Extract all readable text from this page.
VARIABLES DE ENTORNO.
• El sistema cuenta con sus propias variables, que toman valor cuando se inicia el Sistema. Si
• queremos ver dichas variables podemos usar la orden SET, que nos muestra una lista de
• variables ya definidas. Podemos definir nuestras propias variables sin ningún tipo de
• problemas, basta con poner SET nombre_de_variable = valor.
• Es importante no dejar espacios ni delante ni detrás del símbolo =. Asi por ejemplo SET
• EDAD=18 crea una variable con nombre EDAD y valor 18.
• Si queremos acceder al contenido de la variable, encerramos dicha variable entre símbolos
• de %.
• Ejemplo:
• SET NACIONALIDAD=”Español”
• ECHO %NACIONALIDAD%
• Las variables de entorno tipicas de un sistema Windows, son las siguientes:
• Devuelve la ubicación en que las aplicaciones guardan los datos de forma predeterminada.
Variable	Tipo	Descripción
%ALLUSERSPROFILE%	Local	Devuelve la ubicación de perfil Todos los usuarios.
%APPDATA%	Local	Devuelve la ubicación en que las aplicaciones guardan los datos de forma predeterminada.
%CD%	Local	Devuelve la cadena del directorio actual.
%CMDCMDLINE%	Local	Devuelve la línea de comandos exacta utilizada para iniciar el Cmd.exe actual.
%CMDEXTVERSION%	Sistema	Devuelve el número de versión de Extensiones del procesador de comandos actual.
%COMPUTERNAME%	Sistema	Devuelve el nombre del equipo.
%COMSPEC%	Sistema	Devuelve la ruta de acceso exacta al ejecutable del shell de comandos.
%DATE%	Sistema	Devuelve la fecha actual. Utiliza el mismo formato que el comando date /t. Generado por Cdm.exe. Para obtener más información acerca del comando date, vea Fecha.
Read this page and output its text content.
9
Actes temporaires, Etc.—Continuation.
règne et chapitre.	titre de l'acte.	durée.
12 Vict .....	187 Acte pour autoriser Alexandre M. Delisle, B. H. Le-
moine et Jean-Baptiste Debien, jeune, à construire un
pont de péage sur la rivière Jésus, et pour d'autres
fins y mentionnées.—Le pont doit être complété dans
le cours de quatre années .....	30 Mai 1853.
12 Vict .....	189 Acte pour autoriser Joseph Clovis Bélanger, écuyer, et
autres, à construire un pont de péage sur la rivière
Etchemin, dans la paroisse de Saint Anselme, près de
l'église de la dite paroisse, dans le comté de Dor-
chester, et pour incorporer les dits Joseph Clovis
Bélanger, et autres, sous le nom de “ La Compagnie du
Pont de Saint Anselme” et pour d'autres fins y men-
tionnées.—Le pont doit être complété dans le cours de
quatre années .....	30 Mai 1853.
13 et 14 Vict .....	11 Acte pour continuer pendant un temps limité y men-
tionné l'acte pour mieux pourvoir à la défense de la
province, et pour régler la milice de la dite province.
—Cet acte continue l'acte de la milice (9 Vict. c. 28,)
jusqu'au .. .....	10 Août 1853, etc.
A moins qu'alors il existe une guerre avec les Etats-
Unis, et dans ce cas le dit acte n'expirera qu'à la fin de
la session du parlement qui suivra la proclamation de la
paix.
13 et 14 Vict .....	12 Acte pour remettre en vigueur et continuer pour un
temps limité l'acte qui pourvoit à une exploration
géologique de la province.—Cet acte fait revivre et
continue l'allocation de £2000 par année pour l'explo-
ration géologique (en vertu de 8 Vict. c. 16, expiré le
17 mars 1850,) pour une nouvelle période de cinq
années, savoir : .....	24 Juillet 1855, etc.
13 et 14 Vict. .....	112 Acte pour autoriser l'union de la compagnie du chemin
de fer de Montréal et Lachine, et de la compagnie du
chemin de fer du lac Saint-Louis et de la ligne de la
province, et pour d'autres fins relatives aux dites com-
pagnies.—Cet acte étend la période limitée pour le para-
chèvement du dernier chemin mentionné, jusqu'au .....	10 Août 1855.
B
● ● ● ● ● ● ●
### AIM OF THE EXERCISE
All of the entries should be written out again exactly.

### RESPONSE TO THE EXERCISE
Extract all readable text from this page.
VARIABLES DE ENTORNO.
• El sistema cuenta con sus propias variables, que toman valor cuando se inicia el Sistema. Si
• queremos ver dichas variables podemos usar la orden SET, que nos muestra una lista de
• variables ya definidas. Podemos definir nuestras propias variables sin ningún tipo de
• problemas, basta con poner SET nombre_de_variable = valor.
• Es importante no dejar espacios ni delante ni detrás del símbolo =. Asi por ejemplo SET
• EDAD=18 crea una variable con nombre EDAD y valor 18.
• Si queremos acceder al contenido de la variable, encerramos dicha variable entre símbolos
• de %.
• Ejemplo:
• SET NACIONALIDAD=”Español”
• ECHO %NACIONALIDAD%
• Las variables de entorno tipicas de un sistema Windows, son las siguientes:
• Devuelve la ubicación en que las aplicaciones guardan los datos de forma predeterminada.
Variable	Tipo	Descripción
%ALLUSERSPROFILE%	Local	Devuelve la ubicación de perfil Todos los usuarios.
%APPDATA%	Local	Devuelve la ubicación en que las aplicaciones guardan los datos de forma predeterminada.
%CD%	Local	Devuelve la cadena del directorio actual.
%CMDCMDLINE%	Local	Devuelve la línea de comandos exacta utilizada para iniciar el Cmd.exe actual.
%CMDEXTVERSION%	Sistema	Devuelve el número de versión de Extensiones del procesador de comandos actual.
%COMPUTERNAME%	Sistema	Devuelve el nombre del equipo.
%COMSPEC%	Sistema	Devuelve la ruta de acceso exacta al ejecutable del shell de comandos.
%DATE%	Sistema	Devuelve la fecha actual. Utiliza el mismo formato que el comando date /t. Generado por Cdm.exe. Para obtener más información acerca del comando date, vea Fecha.
Read this page and output its text content.
9
Actes temporaires, Etc.—Continuation.
règne et chapitre.	titre de l'acte.	durée.
12 Vict .....	187 Acte pour autoriser Alexandre M. Delisle, B. H. Le-
moine et Jean-Baptiste Debien, jeune, à construire un
pont de péage sur la rivière Jésus, et pour d'autres
fins y mentionnées.—Le pont doit être complété dans
le cours de quatre années .....	30 Mai 1853.
12 Vict .....	189 Acte pour autoriser Joseph Clovis Bélanger, écuyer, et
autres, à construire un pont de péage sur la rivière
Etchemin, dans la paroisse de Saint Anselme, près de
l'église de la dite paroisse, dans le comté de Dor-
chester, et pour incorporer les dits Joseph Clovis
Bélanger, et autres, sous le nom de “ La Compagnie du
Pont de Saint Anselme” et pour d'autres fins y men-
tionnées.—Le pont doit être complété dans le cours de
quatre années .....	30 Mai 1853.
13 et 14 Vict .....	11 Acte pour continuer pendant un temps limité y men-
tionné l'acte pour mieux pourvoir à la défense de la
province, et pour régler la milice de la dite province.
—Cet acte continue l'acte de la milice (9 Vict. c. 28,)
jusqu'au .. .....	10 Août 1853, etc.
A moins qu'alors il existe une guerre avec les Etats-
Unis, et dans ce cas le dit acte n'expirera qu'à la fin de
la session du parlement qui suivra la proclamation de la
paix.
13 et 14 Vict .....	12 Acte pour remettre en vigueur et continuer pour un
temps limité l'acte qui pourvoit à une exploration
géologique de la province.—Cet acte fait revivre et
continue l'allocation de £2000 par année pour l'explo-
ration géologique (en vertu de 8 Vict. c. 16, expiré le
17 mars 1850,) pour une nouvelle période de cinq
années, savoir : .....	24 Juillet 1855, etc.
13 et 14 Vict. .....	112 Acte pour autoriser l'union de la compagnie du chemin
de fer de Montréal et Lachine, et de la compagnie du
chemin de fer du lac Saint-Louis et de la ligne de la
province, et pour d'autres fins relatives aux dites com-
pagnies.—Cet acte étend la période limitée pour le para-
chèvement du dernier chemin mentionné, jusqu'au .....	10 Août 1855.
B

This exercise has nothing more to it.